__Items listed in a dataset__
################
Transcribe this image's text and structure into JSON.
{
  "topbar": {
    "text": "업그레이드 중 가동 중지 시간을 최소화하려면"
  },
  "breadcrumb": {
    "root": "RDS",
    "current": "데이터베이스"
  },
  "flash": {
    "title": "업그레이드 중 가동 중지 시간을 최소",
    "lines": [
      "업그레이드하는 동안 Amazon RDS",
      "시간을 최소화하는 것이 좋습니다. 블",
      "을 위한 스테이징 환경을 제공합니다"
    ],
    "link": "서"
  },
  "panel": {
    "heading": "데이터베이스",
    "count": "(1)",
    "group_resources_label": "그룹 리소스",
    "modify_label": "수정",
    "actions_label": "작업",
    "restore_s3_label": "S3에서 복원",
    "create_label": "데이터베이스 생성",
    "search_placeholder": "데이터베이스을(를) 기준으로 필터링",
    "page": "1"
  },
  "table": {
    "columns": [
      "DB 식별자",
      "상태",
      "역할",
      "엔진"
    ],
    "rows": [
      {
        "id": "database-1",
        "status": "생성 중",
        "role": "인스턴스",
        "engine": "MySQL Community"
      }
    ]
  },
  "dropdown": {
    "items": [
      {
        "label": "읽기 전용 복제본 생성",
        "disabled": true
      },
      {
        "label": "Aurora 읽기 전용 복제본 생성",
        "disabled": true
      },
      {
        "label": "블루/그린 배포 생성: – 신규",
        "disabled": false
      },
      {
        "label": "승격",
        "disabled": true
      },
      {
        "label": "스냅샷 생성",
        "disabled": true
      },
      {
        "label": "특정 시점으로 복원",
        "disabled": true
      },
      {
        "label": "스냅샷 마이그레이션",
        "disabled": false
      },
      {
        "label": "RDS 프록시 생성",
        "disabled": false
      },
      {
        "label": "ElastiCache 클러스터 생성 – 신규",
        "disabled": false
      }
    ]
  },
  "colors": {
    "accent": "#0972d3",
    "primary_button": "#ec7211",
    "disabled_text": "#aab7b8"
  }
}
################
__Challenge__
Write out the entries above word for word.

__Exercise solution__
Transcribe this image's text and structure into JSON.
{
  "topbar": {
    "text": "업그레이드 중 가동 중지 시간을 최소화하려면"
  },
  "breadcrumb": {
    "root": "RDS",
    "current": "데이터베이스"
  },
  "flash": {
    "title": "업그레이드 중 가동 중지 시간을 최소",
    "lines": [
      "업그레이드하는 동안 Amazon RDS",
      "시간을 최소화하는 것이 좋습니다. 블",
      "을 위한 스테이징 환경을 제공합니다"
    ],
    "link": "서"
  },
  "panel": {
    "heading": "데이터베이스",
    "count": "(1)",
    "group_resources_label": "그룹 리소스",
    "modify_label": "수정",
    "actions_label": "작업",
    "restore_s3_label": "S3에서 복원",
    "create_label": "데이터베이스 생성",
    "search_placeholder": "데이터베이스을(를) 기준으로 필터링",
    "page": "1"
  },
  "table": {
    "columns": [
      "DB 식별자",
      "상태",
      "역할",
      "엔진"
    ],
    "rows": [
      {
        "id": "database-1",
        "status": "생성 중",
        "role": "인스턴스",
        "engine": "MySQL Community"
      }
    ]
  },
  "dropdown": {
    "items": [
      {
        "label": "읽기 전용 복제본 생성",
        "disabled": true
      },
      {
        "label": "Aurora 읽기 전용 복제본 생성",
        "disabled": true
      },
      {
        "label": "블루/그린 배포 생성: – 신규",
        "disabled": false
      },
      {
        "label": "승격",
        "disabled": true
      },
      {
        "label": "스냅샷 생성",
        "disabled": true
      },
      {
        "label": "특정 시점으로 복원",
        "disabled": true
      },
      {
        "label": "스냅샷 마이그레이션",
        "disabled": false
      },
      {
        "label": "RDS 프록시 생성",
        "disabled": false
      },
      {
        "label": "ElastiCache 클러스터 생성 – 신규",
        "disabled": false
      }
    ]
  },
  "colors": {
    "accent": "#0972d3",
    "primary_button": "#ec7211",
    "disabled_text": "#aab7b8"
  }
}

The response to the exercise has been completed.